Source data:
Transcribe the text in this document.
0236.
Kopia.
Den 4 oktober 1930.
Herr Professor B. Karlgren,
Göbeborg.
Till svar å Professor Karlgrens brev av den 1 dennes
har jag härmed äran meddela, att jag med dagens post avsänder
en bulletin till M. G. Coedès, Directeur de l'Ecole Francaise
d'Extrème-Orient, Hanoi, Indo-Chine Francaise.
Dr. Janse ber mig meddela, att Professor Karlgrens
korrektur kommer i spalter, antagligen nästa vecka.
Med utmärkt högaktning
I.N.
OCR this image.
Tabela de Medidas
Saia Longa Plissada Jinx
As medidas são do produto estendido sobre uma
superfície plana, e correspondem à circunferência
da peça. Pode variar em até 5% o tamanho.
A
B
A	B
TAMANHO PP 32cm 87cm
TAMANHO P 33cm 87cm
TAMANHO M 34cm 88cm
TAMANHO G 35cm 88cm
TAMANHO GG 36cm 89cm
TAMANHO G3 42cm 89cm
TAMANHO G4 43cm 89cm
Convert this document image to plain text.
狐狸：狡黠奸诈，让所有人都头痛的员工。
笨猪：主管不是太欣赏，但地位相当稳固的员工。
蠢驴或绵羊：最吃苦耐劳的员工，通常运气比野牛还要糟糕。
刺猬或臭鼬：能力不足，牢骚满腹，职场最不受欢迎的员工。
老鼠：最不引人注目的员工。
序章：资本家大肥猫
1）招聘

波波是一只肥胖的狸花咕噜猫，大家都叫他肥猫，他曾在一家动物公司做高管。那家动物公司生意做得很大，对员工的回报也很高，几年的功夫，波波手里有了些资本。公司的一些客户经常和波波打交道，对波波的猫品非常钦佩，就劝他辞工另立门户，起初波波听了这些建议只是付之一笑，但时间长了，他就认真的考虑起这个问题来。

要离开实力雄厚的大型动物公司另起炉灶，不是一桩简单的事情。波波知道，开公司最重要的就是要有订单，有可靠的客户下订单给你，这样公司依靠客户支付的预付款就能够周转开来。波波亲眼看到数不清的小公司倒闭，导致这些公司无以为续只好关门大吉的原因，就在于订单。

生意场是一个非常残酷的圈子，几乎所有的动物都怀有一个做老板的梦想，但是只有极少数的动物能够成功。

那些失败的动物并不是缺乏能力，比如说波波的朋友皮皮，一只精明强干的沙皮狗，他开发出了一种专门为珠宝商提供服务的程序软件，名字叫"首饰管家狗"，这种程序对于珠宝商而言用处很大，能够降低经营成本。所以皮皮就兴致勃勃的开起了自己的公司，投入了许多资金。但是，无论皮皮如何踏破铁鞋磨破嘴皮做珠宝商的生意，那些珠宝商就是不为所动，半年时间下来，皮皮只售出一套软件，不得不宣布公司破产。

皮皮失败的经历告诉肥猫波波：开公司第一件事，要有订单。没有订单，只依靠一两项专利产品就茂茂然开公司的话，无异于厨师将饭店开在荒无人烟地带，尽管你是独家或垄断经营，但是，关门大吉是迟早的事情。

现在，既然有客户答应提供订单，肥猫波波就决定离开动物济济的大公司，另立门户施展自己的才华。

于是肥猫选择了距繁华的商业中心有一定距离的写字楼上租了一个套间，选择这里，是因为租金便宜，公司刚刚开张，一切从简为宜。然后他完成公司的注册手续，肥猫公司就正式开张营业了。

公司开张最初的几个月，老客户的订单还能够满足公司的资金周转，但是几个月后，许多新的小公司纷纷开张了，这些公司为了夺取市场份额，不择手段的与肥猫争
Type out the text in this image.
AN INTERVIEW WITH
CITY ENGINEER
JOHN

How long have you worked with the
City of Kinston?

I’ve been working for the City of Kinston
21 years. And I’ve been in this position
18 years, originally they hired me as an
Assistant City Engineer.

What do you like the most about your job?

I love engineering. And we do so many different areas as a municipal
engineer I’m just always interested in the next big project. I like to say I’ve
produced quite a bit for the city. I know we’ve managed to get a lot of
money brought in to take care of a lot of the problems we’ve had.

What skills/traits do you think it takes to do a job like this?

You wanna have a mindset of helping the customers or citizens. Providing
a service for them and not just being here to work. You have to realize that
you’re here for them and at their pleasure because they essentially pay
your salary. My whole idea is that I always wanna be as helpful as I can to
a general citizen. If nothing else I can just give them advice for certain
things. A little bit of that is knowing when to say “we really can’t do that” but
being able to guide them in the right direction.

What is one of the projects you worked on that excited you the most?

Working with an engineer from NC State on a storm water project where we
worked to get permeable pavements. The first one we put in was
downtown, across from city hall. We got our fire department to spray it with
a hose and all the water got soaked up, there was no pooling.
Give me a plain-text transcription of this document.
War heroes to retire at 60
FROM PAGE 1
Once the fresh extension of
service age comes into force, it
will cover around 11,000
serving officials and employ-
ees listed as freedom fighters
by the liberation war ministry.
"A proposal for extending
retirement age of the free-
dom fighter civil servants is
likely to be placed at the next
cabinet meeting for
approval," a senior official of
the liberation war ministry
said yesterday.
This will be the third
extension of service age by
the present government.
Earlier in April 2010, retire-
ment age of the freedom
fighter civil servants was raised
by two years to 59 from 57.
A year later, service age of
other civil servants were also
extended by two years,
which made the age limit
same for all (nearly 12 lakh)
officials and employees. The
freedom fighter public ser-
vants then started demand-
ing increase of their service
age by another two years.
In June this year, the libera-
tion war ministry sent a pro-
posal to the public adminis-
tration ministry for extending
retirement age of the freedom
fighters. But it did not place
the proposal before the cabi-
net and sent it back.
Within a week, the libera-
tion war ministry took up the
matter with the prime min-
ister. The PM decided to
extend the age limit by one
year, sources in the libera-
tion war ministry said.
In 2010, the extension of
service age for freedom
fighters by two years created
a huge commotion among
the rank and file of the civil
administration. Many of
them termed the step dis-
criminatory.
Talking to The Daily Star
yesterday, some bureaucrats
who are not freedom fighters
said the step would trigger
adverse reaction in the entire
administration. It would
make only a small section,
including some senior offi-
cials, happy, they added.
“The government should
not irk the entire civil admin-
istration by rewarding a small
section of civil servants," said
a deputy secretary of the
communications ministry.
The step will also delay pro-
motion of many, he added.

Task directions: Check each line of the records for the word "your" and extract those that contain it.

Written answer:
What do you like the most about your job?
your salary. My whole idea is that I always wanna be as helpful as I can to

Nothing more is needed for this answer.